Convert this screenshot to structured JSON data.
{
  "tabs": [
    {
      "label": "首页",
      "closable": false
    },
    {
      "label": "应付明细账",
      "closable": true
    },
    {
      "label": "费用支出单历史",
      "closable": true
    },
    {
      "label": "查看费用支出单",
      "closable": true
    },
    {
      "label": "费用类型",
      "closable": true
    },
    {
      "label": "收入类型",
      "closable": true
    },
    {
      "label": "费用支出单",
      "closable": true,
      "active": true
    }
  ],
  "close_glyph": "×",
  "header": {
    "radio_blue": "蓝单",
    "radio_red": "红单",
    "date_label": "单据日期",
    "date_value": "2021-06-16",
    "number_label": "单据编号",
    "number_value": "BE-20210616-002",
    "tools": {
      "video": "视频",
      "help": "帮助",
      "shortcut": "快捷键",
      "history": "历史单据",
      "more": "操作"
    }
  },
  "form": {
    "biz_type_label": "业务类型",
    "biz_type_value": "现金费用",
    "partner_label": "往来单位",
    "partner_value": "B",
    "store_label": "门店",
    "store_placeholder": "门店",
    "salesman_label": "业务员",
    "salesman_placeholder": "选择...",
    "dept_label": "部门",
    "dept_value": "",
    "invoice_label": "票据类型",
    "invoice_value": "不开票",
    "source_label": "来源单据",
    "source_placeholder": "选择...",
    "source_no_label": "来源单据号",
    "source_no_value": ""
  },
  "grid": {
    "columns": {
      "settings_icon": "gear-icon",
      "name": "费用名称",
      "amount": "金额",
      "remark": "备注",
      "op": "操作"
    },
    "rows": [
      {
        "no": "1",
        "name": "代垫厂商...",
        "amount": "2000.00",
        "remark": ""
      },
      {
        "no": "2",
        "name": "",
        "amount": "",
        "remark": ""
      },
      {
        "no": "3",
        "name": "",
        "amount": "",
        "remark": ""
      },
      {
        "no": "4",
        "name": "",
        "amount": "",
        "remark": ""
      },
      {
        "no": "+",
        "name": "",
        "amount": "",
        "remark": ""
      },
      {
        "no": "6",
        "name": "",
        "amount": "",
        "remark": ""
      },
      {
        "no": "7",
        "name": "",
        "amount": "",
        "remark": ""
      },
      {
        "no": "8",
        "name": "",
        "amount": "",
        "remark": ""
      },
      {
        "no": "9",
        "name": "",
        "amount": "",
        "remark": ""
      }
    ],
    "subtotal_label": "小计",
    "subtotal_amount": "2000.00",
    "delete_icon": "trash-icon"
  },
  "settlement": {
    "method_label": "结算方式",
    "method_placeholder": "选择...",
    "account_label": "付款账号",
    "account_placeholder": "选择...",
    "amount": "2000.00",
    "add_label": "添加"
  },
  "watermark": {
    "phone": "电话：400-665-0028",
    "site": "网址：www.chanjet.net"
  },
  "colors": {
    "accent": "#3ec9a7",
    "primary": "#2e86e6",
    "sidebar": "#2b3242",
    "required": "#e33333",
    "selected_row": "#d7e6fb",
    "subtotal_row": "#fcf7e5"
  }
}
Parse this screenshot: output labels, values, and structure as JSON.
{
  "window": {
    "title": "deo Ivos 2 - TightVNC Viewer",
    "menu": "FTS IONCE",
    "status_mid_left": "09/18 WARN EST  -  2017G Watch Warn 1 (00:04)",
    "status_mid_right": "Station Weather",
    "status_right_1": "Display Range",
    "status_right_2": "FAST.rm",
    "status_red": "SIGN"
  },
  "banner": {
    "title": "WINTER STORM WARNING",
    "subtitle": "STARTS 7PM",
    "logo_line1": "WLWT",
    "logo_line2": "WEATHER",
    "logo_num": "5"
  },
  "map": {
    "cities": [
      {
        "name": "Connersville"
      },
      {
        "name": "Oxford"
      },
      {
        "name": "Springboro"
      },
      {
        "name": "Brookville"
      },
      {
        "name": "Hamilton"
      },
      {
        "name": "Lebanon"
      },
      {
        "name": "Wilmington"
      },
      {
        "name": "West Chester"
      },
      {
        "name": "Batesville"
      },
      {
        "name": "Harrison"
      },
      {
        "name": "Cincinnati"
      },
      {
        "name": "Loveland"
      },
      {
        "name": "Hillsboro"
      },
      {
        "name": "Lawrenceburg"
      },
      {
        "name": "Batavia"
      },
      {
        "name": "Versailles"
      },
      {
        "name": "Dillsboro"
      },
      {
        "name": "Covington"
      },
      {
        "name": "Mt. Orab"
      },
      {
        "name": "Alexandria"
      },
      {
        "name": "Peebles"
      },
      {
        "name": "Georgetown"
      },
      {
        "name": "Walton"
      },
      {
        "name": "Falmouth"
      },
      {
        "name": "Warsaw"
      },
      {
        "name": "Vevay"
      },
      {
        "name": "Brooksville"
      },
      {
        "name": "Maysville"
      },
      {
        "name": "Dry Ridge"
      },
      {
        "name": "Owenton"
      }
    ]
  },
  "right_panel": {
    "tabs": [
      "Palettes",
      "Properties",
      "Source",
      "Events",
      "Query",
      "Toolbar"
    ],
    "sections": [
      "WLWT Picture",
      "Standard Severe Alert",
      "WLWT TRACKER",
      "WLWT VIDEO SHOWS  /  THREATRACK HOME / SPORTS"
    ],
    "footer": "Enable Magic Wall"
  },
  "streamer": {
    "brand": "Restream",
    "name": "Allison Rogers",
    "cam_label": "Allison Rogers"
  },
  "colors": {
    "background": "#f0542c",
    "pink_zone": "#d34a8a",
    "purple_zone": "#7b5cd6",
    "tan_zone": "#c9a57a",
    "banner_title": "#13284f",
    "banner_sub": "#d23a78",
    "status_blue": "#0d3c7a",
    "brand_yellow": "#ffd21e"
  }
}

* * * * * * *

**Direction**
Which lines of the data above contain "Rogers"? Copy each one.

**The reply**
    "name": "Allison Rogers",
    "cam_label": "Allison Rogers"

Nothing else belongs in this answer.